Set exercise
Determine how many lines in the data below contain "Tibivo" and write only that number.

Input material
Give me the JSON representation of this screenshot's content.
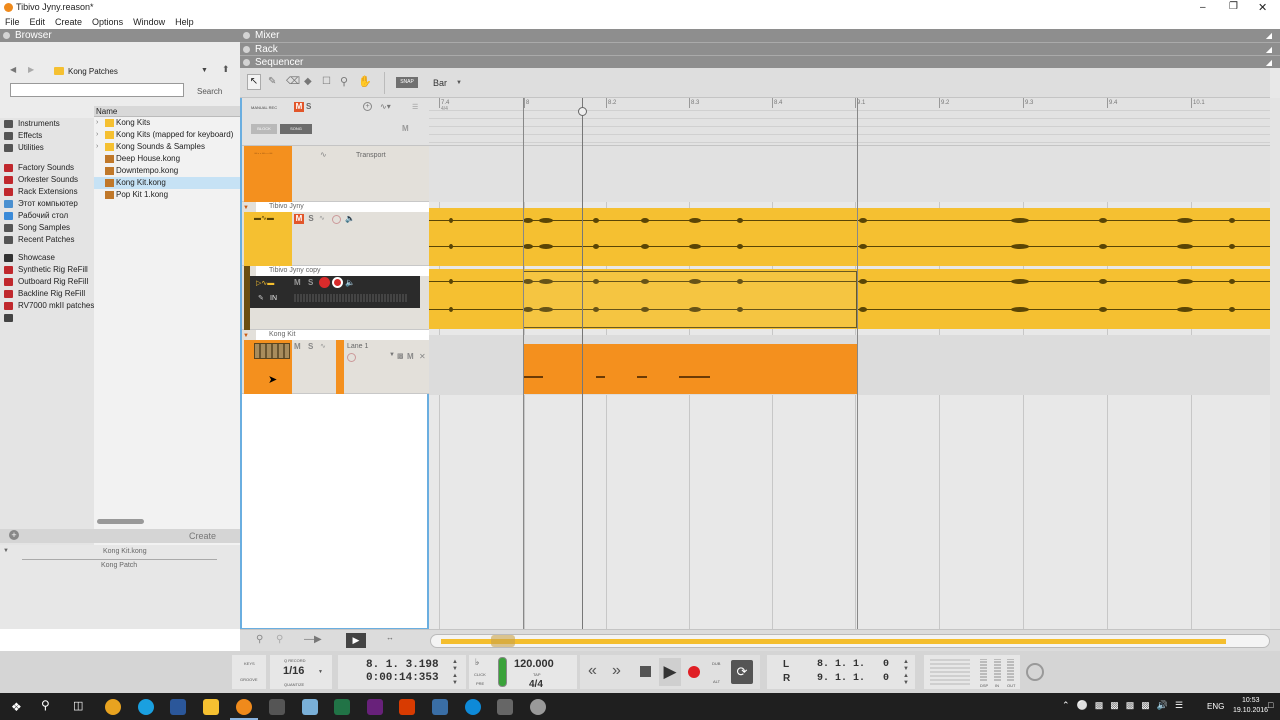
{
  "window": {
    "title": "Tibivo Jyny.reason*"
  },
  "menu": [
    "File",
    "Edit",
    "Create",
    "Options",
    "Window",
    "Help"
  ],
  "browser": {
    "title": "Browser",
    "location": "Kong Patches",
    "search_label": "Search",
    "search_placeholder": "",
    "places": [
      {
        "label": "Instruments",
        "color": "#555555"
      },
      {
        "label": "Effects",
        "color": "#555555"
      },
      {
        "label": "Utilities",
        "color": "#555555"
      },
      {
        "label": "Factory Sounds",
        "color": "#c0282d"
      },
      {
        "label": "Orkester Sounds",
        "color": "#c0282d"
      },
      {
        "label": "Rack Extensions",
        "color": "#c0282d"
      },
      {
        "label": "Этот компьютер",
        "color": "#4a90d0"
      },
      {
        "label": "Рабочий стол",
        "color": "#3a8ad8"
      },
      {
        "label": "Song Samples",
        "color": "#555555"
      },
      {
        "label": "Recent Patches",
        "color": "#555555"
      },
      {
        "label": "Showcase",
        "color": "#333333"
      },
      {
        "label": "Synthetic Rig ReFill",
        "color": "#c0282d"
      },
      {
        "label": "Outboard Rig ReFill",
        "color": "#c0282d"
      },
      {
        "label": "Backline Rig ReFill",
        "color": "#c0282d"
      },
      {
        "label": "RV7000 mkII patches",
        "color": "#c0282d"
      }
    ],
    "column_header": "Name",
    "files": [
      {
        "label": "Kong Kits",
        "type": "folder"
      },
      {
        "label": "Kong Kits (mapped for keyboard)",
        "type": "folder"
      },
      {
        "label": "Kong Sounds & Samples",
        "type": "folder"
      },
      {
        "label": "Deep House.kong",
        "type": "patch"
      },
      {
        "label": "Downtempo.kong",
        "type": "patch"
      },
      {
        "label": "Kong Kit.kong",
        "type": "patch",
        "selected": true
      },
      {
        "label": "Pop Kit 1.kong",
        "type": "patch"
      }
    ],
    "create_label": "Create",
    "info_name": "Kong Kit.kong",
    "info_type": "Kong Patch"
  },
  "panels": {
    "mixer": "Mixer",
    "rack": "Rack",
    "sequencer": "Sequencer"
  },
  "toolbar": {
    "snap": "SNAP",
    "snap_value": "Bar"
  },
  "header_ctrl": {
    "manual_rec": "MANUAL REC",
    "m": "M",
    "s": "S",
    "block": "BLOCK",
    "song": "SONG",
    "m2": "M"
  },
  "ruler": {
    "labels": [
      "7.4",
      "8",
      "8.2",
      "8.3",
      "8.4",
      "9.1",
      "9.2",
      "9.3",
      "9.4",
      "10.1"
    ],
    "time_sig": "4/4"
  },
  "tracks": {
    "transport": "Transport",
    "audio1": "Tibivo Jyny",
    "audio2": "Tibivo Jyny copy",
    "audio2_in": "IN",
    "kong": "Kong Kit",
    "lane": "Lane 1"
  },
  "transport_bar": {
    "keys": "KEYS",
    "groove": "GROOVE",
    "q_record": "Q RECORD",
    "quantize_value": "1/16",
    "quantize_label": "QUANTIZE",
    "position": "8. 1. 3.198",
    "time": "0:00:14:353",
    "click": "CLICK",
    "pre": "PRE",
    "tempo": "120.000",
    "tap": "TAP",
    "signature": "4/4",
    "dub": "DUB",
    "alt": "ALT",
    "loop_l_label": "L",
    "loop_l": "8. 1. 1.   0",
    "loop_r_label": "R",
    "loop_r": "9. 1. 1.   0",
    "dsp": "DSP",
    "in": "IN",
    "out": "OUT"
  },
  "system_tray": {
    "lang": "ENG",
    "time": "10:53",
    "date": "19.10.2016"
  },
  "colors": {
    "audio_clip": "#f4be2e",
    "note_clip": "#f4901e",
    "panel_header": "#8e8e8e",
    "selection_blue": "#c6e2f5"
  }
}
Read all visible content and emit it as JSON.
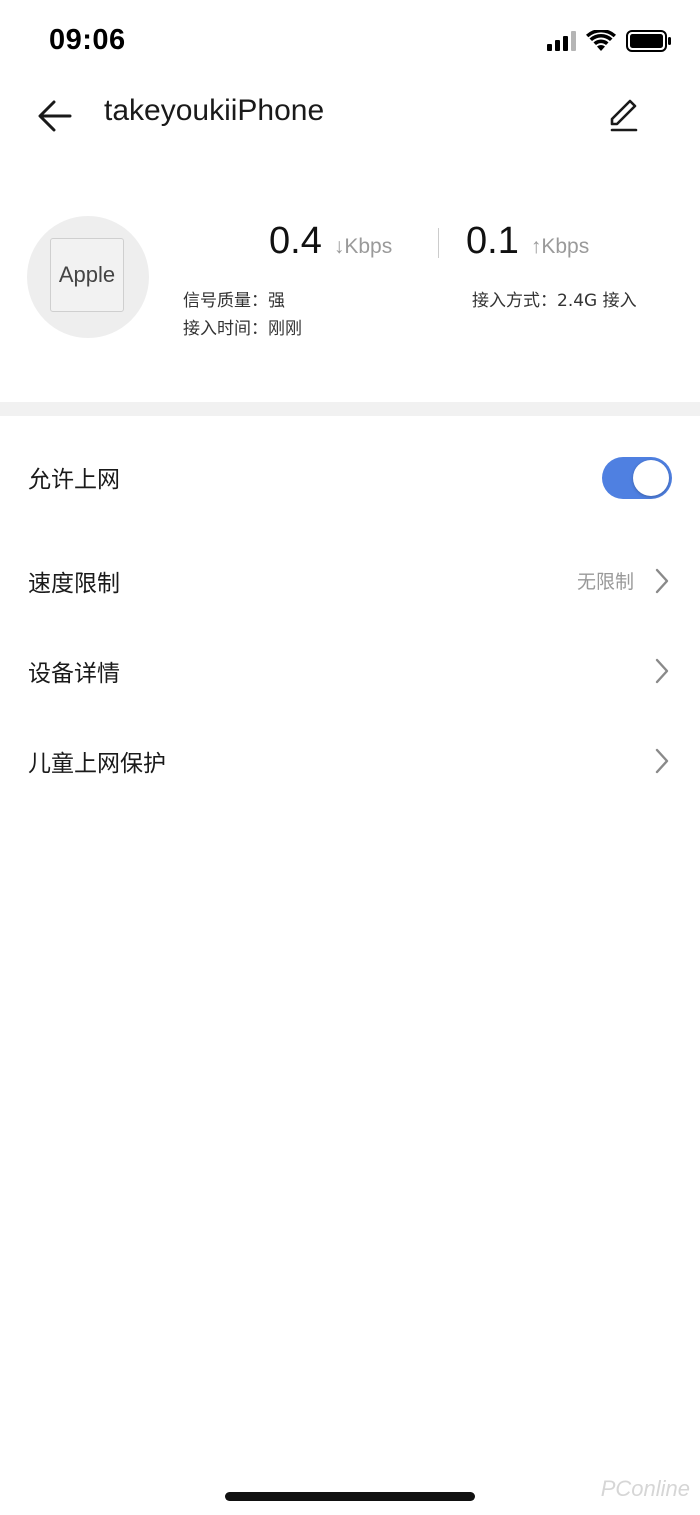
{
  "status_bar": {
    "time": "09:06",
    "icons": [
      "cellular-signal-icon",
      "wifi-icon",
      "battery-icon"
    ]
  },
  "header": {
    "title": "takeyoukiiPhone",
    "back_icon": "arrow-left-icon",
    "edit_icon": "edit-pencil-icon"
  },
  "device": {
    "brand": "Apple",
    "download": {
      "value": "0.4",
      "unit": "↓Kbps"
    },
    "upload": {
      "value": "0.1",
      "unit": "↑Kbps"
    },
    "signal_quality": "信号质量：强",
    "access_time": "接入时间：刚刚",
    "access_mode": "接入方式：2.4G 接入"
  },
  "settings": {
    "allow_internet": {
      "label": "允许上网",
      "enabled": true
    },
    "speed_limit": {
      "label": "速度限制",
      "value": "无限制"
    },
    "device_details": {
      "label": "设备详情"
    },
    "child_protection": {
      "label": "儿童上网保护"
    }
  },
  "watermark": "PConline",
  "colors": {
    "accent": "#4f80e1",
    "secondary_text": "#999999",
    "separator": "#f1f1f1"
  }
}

Written answer
3